EXERCISE SET:
• 1. In the article on Hillary Clinton, condense the paragraph beginning "As secretary of state, she pressured" into a short bulleted list that keeps its main facts.
• 2. From the article on Hillary Clinton, return word for word the stretch from "As secretary of state, she pressured" through "represented the corporation.".

EXTRACT PROVIDED:
↓

The Company Hillary Keeps


You can tell a lot about a person by the company she keeps, the saying goes.

With that in mind, consider the subtitle of Elizabeth Schulte’s piece at Jacobin today, Hillary Clinton: Capital’s Plan A:

“Hillary Clinton has been talking about economic inequality lately, but there’s a reason Wall Street isn’t worried.”

Schulte’s piece is yet another devastating commentary on the absurdity of the over the top support for Clinton. For those deluded by Hillary’s newfound economic populism, Schulte explains:

Indeed, if Clinton talks today about economic inequality while she throws her crown into the ring, she has a long and loyal relationship with money and power. Among the top ten contributors to her 2008 campaign were employees from JPMorgan Chase, Goldman Sachs, CitiGroup, Morgan Stanley, and Lehman Brothers — institutions that can all benefit from a few friends in high places.

As secretary of state, she pressured governments to change policies and sign deals that would benefit US corporations like General Electric, Exxon Mobil, Microsoft, and Boeing. She also promoted hydraulic fracturing, or fracking, and contracts with US oil companies like Chevron in Poland, Bulgaria, and elsewhere.

But perhaps her most telling corporate relationship is with the union-busting retail giant Walmart. Clinton served on the company’s board of directors from 1986 to 1992, and the law firm she worked for, Rose Law Firm, represented the corporation.

During those years, Clinton sat quietly as Walmart waged a war on workers trying to unionize and fight for basic rights on the job. This fealty to Walmart never wavered. During her three trips to India as secretary of state, she tried to convince the government to reverse its law aimed at keeping out big-box retailers.

↑

SUPPLIED INFORMATION:
↓

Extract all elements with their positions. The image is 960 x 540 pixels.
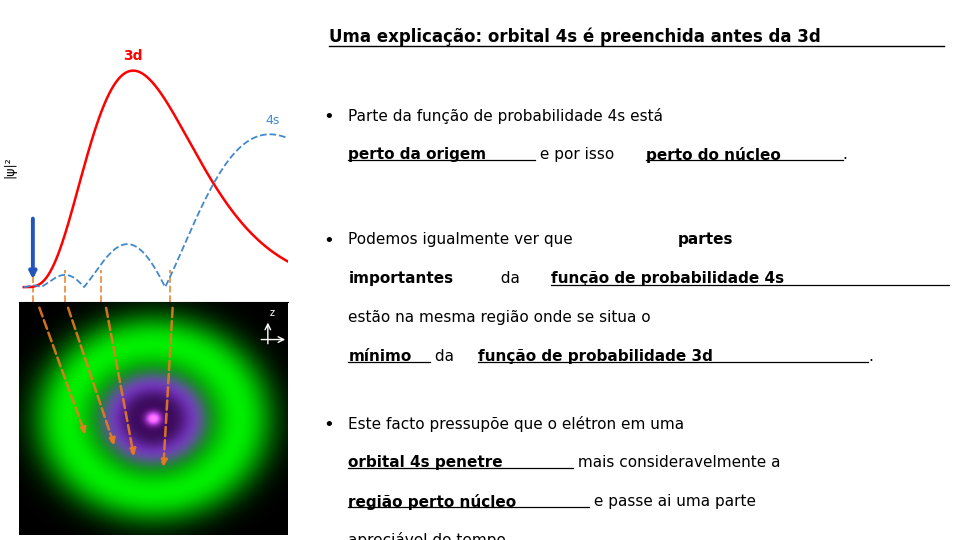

↑

PER-TASK ANSWERS:
• 1.
As secretary of state, Clinton:
- Pressured governments to change policies and sign deals that would benefit US corporations such as General Electric, Exxon Mobil, Microsoft, and Boeing.
- Promoted hydraulic fracturing, or fracking.
- Promoted contracts with US oil companies like Chevron in Poland, Bulgaria, and elsewhere.

• 2.
As secretary of state, she pressured governments to change policies and sign deals that would benefit US corporations like General Electric, Exxon Mobil, Microsoft, and Boeing. She also promoted hydraulic fracturing, or fracking, and contracts with US oil companies like Chevron in Poland, Bulgaria, and elsewhere.

But perhaps her most telling corporate relationship is with the union-busting retail giant Walmart. Clinton served on the company’s board of directors from 1986 to 1992, and the law firm she worked for, Rose Law Firm, represented the corporation.